* [Instructions to follow]: Reproduce all the entries precisely.

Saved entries
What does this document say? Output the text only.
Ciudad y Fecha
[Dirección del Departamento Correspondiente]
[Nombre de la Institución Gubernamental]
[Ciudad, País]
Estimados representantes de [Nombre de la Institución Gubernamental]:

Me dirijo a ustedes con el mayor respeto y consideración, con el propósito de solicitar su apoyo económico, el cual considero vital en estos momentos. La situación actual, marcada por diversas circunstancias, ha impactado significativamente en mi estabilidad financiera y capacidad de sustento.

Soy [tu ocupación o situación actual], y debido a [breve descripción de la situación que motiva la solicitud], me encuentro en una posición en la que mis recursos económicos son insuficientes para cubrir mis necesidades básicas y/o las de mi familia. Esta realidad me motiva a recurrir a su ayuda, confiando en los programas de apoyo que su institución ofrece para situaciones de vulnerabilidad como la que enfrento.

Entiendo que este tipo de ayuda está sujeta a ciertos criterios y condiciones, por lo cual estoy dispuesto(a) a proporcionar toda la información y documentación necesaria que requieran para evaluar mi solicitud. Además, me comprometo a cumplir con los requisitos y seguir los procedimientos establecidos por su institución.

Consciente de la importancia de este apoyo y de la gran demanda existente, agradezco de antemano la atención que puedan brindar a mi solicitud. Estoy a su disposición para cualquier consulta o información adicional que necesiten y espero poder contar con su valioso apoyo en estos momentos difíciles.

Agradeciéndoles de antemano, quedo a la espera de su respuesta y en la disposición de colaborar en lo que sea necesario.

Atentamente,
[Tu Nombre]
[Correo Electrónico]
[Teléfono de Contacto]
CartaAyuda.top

* [Answer in full]:
What does this document say? Output the text only.
Ciudad y Fecha
[Dirección del Departamento Correspondiente]
[Nombre de la Institución Gubernamental]
[Ciudad, País]
Estimados representantes de [Nombre de la Institución Gubernamental]:

Me dirijo a ustedes con el mayor respeto y consideración, con el propósito de solicitar su apoyo económico, el cual considero vital en estos momentos. La situación actual, marcada por diversas circunstancias, ha impactado significativamente en mi estabilidad financiera y capacidad de sustento.

Soy [tu ocupación o situación actual], y debido a [breve descripción de la situación que motiva la solicitud], me encuentro en una posición en la que mis recursos económicos son insuficientes para cubrir mis necesidades básicas y/o las de mi familia. Esta realidad me motiva a recurrir a su ayuda, confiando en los programas de apoyo que su institución ofrece para situaciones de vulnerabilidad como la que enfrento.

Entiendo que este tipo de ayuda está sujeta a ciertos criterios y condiciones, por lo cual estoy dispuesto(a) a proporcionar toda la información y documentación necesaria que requieran para evaluar mi solicitud. Además, me comprometo a cumplir con los requisitos y seguir los procedimientos establecidos por su institución.

Consciente de la importancia de este apoyo y de la gran demanda existente, agradezco de antemano la atención que puedan brindar a mi solicitud. Estoy a su disposición para cualquier consulta o información adicional que necesiten y espero poder contar con su valioso apoyo en estos momentos difíciles.

Agradeciéndoles de antemano, quedo a la espera de su respuesta y en la disposición de colaborar en lo que sea necesario.

Atentamente,
[Tu Nombre]
[Correo Electrónico]
[Teléfono de Contacto]
CartaAyuda.top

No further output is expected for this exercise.